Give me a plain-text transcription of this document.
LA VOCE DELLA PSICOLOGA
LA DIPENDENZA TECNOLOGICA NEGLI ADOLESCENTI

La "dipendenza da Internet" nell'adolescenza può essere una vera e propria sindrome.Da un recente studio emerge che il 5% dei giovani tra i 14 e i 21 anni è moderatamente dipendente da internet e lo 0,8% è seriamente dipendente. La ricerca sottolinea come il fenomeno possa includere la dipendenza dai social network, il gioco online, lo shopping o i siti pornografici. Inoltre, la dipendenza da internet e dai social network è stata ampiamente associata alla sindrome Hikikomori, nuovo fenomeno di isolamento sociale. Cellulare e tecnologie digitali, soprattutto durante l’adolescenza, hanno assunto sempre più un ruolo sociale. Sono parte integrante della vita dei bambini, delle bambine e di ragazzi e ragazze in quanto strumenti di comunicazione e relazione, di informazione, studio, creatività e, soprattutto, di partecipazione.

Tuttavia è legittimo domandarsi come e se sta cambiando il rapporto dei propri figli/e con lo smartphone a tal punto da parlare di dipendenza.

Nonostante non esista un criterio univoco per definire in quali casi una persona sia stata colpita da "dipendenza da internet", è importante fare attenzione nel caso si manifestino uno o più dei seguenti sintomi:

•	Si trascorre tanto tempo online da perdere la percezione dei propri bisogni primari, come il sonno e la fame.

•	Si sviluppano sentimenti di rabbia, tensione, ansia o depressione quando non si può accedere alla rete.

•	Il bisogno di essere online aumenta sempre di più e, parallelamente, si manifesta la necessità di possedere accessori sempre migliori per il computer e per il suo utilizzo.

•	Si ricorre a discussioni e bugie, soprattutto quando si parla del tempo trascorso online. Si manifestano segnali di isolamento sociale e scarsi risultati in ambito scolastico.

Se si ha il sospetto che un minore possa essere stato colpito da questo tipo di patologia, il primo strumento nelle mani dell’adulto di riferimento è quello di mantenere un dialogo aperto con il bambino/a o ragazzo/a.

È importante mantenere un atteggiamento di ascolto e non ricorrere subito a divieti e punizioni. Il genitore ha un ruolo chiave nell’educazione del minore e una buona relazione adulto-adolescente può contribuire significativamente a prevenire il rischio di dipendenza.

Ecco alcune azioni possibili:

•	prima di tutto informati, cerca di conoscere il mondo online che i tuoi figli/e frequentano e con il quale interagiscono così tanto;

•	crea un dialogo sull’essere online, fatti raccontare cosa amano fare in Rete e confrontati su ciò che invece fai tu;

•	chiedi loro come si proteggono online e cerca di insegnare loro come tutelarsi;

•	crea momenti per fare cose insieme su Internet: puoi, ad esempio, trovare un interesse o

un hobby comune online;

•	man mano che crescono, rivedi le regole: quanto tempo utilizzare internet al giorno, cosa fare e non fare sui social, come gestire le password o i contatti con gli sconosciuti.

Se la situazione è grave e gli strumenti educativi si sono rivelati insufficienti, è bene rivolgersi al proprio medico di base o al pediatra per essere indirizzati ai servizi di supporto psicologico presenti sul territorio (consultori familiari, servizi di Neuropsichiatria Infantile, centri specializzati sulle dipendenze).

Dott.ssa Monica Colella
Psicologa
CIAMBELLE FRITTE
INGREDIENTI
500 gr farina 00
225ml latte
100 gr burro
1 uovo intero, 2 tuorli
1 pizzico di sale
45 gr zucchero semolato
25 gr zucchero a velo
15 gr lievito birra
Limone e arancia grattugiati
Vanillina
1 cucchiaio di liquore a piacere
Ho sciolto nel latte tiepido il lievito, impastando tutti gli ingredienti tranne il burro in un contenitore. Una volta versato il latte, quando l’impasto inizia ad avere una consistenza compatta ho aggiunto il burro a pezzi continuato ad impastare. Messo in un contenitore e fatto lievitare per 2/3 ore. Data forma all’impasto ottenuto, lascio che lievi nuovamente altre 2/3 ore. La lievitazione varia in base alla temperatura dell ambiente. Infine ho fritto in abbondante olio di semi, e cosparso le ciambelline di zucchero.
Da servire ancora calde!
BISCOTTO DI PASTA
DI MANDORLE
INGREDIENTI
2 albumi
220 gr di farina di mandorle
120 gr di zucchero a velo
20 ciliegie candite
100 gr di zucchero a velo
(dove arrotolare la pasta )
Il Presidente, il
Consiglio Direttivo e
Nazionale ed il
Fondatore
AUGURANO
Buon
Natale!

::::::

*What to work on:*
Write out every line of the preceding listing that contains "figli".

*Correct result:*
Tuttavia è legittimo domandarsi come e se sta cambiando il rapporto dei propri figli/e con lo smartphone a tal punto da parlare di dipendenza.
•	prima di tutto informati, cerca di conoscere il mondo online che i tuoi figli/e frequentano e con il quale interagiscono così tanto;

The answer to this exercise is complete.